/---

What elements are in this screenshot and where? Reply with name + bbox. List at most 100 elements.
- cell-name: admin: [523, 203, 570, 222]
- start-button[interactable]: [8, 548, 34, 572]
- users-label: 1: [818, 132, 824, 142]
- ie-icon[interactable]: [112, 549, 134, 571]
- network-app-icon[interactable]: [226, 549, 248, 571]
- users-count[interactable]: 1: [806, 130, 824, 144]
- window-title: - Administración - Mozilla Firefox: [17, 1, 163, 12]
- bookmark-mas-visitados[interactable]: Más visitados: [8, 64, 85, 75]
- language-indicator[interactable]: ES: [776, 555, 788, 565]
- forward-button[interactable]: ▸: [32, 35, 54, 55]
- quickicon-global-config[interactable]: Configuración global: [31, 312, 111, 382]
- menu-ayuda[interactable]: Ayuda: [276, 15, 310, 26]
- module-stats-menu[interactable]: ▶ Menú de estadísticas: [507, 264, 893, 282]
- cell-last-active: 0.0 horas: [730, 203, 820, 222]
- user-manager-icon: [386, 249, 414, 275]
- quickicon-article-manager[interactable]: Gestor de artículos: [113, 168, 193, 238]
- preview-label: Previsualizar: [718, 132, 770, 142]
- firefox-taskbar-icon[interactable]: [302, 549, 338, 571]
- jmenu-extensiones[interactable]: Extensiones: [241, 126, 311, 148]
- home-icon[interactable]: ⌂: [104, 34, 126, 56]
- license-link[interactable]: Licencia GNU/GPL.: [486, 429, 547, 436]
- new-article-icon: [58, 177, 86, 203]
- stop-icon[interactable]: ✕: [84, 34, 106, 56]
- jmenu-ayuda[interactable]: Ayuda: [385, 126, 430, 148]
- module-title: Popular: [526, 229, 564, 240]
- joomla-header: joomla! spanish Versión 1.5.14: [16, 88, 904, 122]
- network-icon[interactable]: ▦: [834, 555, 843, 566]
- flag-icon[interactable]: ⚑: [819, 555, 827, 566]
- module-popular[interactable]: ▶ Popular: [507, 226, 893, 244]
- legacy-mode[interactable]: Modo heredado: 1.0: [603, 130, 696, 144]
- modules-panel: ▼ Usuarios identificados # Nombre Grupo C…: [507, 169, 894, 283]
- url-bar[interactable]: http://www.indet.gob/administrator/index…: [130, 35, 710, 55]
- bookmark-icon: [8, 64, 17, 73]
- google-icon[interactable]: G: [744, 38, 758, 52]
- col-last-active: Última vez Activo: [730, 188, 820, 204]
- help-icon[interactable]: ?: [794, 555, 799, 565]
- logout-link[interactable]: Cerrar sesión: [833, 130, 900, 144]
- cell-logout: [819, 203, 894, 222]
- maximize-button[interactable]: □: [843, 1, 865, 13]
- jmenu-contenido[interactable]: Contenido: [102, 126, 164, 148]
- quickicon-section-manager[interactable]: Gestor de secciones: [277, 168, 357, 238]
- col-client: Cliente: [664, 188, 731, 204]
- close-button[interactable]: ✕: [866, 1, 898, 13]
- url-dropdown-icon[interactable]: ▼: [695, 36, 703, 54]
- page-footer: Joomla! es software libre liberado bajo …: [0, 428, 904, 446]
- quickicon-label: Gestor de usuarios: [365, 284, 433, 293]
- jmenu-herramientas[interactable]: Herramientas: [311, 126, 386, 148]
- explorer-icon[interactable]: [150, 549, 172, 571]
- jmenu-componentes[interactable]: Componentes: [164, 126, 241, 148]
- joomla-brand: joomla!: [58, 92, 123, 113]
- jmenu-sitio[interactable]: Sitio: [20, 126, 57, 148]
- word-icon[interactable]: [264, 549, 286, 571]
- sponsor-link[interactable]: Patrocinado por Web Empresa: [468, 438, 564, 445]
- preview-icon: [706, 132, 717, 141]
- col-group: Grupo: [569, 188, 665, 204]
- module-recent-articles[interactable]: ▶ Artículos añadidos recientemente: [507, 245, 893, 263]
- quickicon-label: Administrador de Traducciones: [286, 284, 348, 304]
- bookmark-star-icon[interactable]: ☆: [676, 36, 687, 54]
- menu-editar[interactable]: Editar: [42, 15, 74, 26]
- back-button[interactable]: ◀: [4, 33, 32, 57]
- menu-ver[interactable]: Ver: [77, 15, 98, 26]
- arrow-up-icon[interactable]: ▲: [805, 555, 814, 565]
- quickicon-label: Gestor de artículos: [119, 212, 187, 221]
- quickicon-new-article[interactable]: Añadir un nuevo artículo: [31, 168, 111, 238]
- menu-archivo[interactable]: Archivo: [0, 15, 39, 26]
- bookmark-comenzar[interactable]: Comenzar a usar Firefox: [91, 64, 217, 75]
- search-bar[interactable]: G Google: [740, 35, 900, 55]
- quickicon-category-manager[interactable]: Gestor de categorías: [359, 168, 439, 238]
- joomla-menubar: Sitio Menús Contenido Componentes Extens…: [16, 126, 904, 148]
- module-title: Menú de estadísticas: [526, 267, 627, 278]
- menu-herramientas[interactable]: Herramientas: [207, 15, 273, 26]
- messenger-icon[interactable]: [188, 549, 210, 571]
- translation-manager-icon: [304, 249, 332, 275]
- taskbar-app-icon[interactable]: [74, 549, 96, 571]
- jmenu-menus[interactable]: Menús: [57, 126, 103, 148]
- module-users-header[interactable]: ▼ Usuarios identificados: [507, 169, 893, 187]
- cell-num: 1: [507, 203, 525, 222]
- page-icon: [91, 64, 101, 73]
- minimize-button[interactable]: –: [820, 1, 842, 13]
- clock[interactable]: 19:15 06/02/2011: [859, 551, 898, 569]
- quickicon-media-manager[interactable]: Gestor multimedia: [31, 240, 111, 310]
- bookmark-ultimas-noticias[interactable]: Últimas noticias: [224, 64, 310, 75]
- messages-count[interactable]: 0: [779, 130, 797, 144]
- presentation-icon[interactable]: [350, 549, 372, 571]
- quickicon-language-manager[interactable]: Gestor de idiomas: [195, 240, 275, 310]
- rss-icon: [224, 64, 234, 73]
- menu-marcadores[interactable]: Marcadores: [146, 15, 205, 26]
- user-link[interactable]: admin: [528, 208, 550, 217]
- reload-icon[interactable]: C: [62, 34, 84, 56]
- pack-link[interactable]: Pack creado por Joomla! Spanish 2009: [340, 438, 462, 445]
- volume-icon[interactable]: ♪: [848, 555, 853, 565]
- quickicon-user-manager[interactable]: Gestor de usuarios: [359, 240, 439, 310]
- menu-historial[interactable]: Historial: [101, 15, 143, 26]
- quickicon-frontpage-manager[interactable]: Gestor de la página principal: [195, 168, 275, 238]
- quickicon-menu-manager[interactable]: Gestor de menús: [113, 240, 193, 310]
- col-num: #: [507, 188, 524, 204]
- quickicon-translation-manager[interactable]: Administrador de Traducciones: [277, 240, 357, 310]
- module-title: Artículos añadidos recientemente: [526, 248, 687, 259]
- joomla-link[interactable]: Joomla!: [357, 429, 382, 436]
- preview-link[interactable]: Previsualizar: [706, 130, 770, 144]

\---

▸ Written request:
Rewrite all of the data above, substituting "Administrador de menús" for every instance of "Gestor de menús" and changing nothing else.

▸ Result:
What elements are in this screenshot and where? Reply with name + bbox. List at most 100 elements.
- cell-name: admin: [523, 203, 570, 222]
- start-button[interactable]: [8, 548, 34, 572]
- users-label: 1: [818, 132, 824, 142]
- ie-icon[interactable]: [112, 549, 134, 571]
- network-app-icon[interactable]: [226, 549, 248, 571]
- users-count[interactable]: 1: [806, 130, 824, 144]
- window-title: - Administración - Mozilla Firefox: [17, 1, 163, 12]
- bookmark-mas-visitados[interactable]: Más visitados: [8, 64, 85, 75]
- language-indicator[interactable]: ES: [776, 555, 788, 565]
- forward-button[interactable]: ▸: [32, 35, 54, 55]
- quickicon-global-config[interactable]: Configuración global: [31, 312, 111, 382]
- menu-ayuda[interactable]: Ayuda: [276, 15, 310, 26]
- module-stats-menu[interactable]: ▶ Menú de estadísticas: [507, 264, 893, 282]
- cell-last-active: 0.0 horas: [730, 203, 820, 222]
- user-manager-icon: [386, 249, 414, 275]
- quickicon-article-manager[interactable]: Gestor de artículos: [113, 168, 193, 238]
- preview-label: Previsualizar: [718, 132, 770, 142]
- firefox-taskbar-icon[interactable]: [302, 549, 338, 571]
- jmenu-extensiones[interactable]: Extensiones: [241, 126, 311, 148]
- home-icon[interactable]: ⌂: [104, 34, 126, 56]
- license-link[interactable]: Licencia GNU/GPL.: [486, 429, 547, 436]
- new-article-icon: [58, 177, 86, 203]
- stop-icon[interactable]: ✕: [84, 34, 106, 56]
- jmenu-ayuda[interactable]: Ayuda: [385, 126, 430, 148]
- module-title: Popular: [526, 229, 564, 240]
- joomla-header: joomla! spanish Versión 1.5.14: [16, 88, 904, 122]
- network-icon[interactable]: ▦: [834, 555, 843, 566]
- flag-icon[interactable]: ⚑: [819, 555, 827, 566]
- module-popular[interactable]: ▶ Popular: [507, 226, 893, 244]
- legacy-mode[interactable]: Modo heredado: 1.0: [603, 130, 696, 144]
- modules-panel: ▼ Usuarios identificados # Nombre Grupo C…: [507, 169, 894, 283]
- url-bar[interactable]: http://www.indet.gob/administrator/index…: [130, 35, 710, 55]
- bookmark-icon: [8, 64, 17, 73]
- google-icon[interactable]: G: [744, 38, 758, 52]
- col-last-active: Última vez Activo: [730, 188, 820, 204]
- help-icon[interactable]: ?: [794, 555, 799, 565]
- logout-link[interactable]: Cerrar sesión: [833, 130, 900, 144]
- cell-logout: [819, 203, 894, 222]
- maximize-button[interactable]: □: [843, 1, 865, 13]
- jmenu-contenido[interactable]: Contenido: [102, 126, 164, 148]
- quickicon-section-manager[interactable]: Gestor de secciones: [277, 168, 357, 238]
- col-client: Cliente: [664, 188, 731, 204]
- close-button[interactable]: ✕: [866, 1, 898, 13]
- url-dropdown-icon[interactable]: ▼: [695, 36, 703, 54]
- page-footer: Joomla! es software libre liberado bajo …: [0, 428, 904, 446]
- quickicon-label: Gestor de usuarios: [365, 284, 433, 293]
- jmenu-herramientas[interactable]: Herramientas: [311, 126, 386, 148]
- explorer-icon[interactable]: [150, 549, 172, 571]
- jmenu-componentes[interactable]: Componentes: [164, 126, 241, 148]
- joomla-brand: joomla!: [58, 92, 123, 113]
- jmenu-sitio[interactable]: Sitio: [20, 126, 57, 148]
- word-icon[interactable]: [264, 549, 286, 571]
- sponsor-link[interactable]: Patrocinado por Web Empresa: [468, 438, 564, 445]
- preview-icon: [706, 132, 717, 141]
- col-group: Grupo: [569, 188, 665, 204]
- module-recent-articles[interactable]: ▶ Artículos añadidos recientemente: [507, 245, 893, 263]
- quickicon-label: Administrador de Traducciones: [286, 284, 348, 304]
- bookmark-star-icon[interactable]: ☆: [676, 36, 687, 54]
- menu-editar[interactable]: Editar: [42, 15, 74, 26]
- back-button[interactable]: ◀: [4, 33, 32, 57]
- menu-ver[interactable]: Ver: [77, 15, 98, 26]
- arrow-up-icon[interactable]: ▲: [805, 555, 814, 565]
- quickicon-label: Gestor de artículos: [119, 212, 187, 221]
- quickicon-new-article[interactable]: Añadir un nuevo artículo: [31, 168, 111, 238]
- menu-archivo[interactable]: Archivo: [0, 15, 39, 26]
- bookmark-comenzar[interactable]: Comenzar a usar Firefox: [91, 64, 217, 75]
- search-bar[interactable]: G Google: [740, 35, 900, 55]
- quickicon-category-manager[interactable]: Gestor de categorías: [359, 168, 439, 238]
- joomla-menubar: Sitio Menús Contenido Componentes Extens…: [16, 126, 904, 148]
- module-title: Menú de estadísticas: [526, 267, 627, 278]
- menu-herramientas[interactable]: Herramientas: [207, 15, 273, 26]
- messenger-icon[interactable]: [188, 549, 210, 571]
- translation-manager-icon: [304, 249, 332, 275]
- taskbar-app-icon[interactable]: [74, 549, 96, 571]
- jmenu-menus[interactable]: Menús: [57, 126, 103, 148]
- module-users-header[interactable]: ▼ Usuarios identificados: [507, 169, 893, 187]
- cell-num: 1: [507, 203, 525, 222]
- page-icon: [91, 64, 101, 73]
- minimize-button[interactable]: –: [820, 1, 842, 13]
- clock[interactable]: 19:15 06/02/2011: [859, 551, 898, 569]
- quickicon-media-manager[interactable]: Gestor multimedia: [31, 240, 111, 310]
- bookmark-ultimas-noticias[interactable]: Últimas noticias: [224, 64, 310, 75]
- messages-count[interactable]: 0: [779, 130, 797, 144]
- presentation-icon[interactable]: [350, 549, 372, 571]
- quickicon-language-manager[interactable]: Gestor de idiomas: [195, 240, 275, 310]
- rss-icon: [224, 64, 234, 73]
- menu-marcadores[interactable]: Marcadores: [146, 15, 205, 26]
- user-link[interactable]: admin: [528, 208, 550, 217]
- reload-icon[interactable]: C: [62, 34, 84, 56]
- pack-link[interactable]: Pack creado por Joomla! Spanish 2009: [340, 438, 462, 445]
- volume-icon[interactable]: ♪: [848, 555, 853, 565]
- quickicon-user-manager[interactable]: Gestor de usuarios: [359, 240, 439, 310]
- menu-historial[interactable]: Historial: [101, 15, 143, 26]
- quickicon-frontpage-manager[interactable]: Gestor de la página principal: [195, 168, 275, 238]
- quickicon-menu-manager[interactable]: Administrador de menús: [113, 240, 193, 310]
- col-num: #: [507, 188, 524, 204]
- quickicon-translation-manager[interactable]: Administrador de Traducciones: [277, 240, 357, 310]
- module-title: Artículos añadidos recientemente: [526, 248, 687, 259]
- joomla-link[interactable]: Joomla!: [357, 429, 382, 436]
- preview-link[interactable]: Previsualizar: [706, 130, 770, 144]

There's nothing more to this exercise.